• **Aim**:
Among the lines below, count those with "фонда". Give only the number.

[Dataset records]
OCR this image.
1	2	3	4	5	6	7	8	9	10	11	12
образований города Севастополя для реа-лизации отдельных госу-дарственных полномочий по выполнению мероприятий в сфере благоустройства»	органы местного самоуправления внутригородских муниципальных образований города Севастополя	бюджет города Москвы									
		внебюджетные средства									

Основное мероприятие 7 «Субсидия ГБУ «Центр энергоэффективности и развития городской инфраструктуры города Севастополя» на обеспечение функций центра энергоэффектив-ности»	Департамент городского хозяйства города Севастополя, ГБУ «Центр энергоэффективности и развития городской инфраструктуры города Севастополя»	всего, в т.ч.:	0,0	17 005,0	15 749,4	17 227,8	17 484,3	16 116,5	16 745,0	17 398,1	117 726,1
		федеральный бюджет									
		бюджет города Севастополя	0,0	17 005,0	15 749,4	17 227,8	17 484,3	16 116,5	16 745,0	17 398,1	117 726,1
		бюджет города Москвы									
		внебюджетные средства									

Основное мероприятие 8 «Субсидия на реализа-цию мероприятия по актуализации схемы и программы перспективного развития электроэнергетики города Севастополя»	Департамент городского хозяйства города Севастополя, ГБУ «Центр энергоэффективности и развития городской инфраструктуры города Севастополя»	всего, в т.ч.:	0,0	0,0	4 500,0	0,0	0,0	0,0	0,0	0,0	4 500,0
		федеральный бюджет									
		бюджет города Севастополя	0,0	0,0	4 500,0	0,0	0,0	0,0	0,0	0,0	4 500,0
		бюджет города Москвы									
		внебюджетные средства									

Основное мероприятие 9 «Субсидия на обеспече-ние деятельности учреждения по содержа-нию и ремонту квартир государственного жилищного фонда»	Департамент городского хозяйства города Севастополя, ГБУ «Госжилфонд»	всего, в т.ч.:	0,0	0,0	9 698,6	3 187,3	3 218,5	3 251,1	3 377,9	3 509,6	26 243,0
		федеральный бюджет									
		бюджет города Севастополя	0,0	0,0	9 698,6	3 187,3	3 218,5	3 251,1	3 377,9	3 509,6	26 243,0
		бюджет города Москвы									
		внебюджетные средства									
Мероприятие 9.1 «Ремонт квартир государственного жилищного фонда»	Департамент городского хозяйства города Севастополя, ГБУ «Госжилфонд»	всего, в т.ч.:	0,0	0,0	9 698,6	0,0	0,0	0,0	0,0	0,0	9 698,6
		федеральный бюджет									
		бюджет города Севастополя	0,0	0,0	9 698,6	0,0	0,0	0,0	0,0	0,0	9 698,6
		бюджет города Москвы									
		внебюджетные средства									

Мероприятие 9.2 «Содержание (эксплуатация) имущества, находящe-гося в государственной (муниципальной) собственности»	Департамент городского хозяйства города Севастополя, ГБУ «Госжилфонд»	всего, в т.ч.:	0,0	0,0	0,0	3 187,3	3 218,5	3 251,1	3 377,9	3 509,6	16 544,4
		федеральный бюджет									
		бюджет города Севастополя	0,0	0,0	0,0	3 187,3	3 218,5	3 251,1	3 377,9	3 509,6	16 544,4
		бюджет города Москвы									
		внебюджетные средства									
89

• **Solved exercise**:
2